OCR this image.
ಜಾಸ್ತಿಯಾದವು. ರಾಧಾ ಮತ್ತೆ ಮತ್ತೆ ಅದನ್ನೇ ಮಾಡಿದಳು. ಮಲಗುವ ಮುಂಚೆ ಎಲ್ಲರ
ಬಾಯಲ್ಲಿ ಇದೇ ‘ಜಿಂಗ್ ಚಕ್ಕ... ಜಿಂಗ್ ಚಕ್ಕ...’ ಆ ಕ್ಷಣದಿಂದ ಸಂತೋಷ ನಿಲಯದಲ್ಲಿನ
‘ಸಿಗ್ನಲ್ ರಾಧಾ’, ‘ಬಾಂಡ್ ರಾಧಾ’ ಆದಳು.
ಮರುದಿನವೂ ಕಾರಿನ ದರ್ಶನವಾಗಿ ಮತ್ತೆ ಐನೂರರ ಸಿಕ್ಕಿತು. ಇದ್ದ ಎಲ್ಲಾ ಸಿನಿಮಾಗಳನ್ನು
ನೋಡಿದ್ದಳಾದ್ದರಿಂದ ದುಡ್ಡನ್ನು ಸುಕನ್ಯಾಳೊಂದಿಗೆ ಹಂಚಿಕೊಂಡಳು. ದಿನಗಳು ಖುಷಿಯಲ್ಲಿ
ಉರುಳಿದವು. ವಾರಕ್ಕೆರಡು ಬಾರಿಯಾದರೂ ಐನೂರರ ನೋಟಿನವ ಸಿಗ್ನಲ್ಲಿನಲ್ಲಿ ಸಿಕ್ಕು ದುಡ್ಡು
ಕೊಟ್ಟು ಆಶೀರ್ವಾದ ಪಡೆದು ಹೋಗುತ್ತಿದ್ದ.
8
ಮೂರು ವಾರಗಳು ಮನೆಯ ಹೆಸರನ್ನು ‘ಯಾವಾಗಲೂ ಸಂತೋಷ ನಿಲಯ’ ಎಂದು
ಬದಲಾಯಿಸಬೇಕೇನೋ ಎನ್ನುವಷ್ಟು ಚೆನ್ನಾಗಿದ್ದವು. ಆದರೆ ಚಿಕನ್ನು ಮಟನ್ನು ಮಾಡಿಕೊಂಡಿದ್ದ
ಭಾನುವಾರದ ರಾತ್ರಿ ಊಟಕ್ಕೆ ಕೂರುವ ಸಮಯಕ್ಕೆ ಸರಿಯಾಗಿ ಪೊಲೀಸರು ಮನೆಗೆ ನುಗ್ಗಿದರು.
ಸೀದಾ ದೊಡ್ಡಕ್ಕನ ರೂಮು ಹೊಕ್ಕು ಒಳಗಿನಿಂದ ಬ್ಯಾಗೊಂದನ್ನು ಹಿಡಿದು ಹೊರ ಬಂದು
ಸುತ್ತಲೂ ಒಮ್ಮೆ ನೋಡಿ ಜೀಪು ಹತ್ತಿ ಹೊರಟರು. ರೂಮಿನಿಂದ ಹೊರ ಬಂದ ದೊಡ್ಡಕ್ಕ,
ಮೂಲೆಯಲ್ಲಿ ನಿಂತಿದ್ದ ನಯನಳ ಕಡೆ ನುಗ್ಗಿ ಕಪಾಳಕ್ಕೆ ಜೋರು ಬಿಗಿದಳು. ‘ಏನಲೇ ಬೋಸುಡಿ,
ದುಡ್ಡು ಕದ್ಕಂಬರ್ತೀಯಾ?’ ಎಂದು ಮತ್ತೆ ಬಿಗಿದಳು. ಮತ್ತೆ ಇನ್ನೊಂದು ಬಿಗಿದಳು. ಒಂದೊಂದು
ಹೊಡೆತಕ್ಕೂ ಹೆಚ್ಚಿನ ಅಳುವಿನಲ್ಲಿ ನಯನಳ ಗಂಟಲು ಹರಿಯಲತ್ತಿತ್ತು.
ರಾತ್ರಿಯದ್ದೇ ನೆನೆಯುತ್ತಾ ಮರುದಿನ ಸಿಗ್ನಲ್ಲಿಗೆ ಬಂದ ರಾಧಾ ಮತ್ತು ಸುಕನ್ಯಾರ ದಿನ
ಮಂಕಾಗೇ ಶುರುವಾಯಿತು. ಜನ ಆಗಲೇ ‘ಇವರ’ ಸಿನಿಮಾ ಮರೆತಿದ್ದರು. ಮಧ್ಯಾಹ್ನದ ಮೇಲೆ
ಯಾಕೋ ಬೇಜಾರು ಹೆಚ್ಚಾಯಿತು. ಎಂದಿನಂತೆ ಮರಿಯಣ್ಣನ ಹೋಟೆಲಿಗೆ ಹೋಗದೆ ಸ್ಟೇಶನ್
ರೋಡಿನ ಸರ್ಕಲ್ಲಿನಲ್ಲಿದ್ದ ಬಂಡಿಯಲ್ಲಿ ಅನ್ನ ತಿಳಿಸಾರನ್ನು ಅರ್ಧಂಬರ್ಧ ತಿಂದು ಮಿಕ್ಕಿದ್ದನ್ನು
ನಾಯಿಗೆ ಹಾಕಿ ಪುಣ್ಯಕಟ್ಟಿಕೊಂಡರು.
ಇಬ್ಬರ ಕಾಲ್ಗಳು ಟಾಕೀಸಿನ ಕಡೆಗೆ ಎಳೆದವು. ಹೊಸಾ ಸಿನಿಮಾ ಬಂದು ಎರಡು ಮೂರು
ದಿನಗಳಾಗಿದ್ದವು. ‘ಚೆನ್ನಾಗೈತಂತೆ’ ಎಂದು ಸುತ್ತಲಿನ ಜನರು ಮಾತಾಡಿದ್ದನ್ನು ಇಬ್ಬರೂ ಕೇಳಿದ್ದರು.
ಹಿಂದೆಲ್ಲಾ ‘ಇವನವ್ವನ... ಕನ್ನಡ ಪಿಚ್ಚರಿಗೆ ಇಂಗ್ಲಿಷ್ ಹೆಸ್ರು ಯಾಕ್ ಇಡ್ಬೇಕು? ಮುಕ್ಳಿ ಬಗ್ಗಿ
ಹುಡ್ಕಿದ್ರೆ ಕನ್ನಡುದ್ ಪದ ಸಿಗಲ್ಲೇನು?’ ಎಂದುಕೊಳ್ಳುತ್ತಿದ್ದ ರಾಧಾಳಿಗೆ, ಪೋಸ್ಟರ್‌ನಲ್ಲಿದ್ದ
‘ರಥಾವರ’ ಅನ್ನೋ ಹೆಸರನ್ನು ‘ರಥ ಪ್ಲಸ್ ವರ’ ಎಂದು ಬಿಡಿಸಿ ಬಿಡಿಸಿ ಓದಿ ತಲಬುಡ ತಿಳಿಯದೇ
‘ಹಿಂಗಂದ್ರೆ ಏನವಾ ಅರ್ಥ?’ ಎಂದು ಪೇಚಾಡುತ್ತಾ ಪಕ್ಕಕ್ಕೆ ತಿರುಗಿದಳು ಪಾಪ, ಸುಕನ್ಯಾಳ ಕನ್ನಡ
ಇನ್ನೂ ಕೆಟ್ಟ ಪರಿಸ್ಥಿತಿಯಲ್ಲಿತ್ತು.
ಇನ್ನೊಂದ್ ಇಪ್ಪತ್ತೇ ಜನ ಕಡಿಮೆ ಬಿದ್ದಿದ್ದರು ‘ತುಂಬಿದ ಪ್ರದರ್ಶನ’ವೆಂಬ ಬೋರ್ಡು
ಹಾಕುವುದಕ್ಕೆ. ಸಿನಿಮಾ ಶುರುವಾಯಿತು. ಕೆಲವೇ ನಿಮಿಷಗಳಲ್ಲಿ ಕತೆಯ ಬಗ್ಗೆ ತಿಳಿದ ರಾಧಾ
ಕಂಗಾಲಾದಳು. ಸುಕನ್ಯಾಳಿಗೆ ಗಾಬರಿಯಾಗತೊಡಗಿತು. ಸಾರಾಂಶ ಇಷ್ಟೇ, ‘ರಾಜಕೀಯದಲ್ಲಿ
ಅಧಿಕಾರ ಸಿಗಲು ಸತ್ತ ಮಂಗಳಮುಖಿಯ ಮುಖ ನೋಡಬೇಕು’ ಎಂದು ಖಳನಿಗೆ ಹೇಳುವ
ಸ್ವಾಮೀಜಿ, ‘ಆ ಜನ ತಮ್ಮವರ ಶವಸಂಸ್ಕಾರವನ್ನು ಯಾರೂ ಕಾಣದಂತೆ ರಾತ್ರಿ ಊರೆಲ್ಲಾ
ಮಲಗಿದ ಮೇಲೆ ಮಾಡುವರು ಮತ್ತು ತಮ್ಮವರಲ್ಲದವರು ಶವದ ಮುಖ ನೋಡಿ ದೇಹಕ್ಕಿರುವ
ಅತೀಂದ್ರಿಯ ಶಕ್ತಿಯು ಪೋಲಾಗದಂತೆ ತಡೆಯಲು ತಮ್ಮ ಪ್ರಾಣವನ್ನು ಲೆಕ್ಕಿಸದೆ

=======

Problem to solve =
Look through the listing and extract every line with "ನಯನಳ" in it.

Problem solution =
ಮೂಲೆಯಲ್ಲಿ ನಿಂತಿದ್ದ ನಯನಳ ಕಡೆ ನುಗ್ಗಿ ಕಪಾಳಕ್ಕೆ ಜೋರು ಬಿಗಿದಳು. ‘ಏನಲೇ ಬೋಸುಡಿ,
ಹೊಡೆತಕ್ಕೂ ಹೆಚ್ಚಿನ ಅಳುವಿನಲ್ಲಿ ನಯನಳ ಗಂಟಲು ಹರಿಯಲತ್ತಿತ್ತು.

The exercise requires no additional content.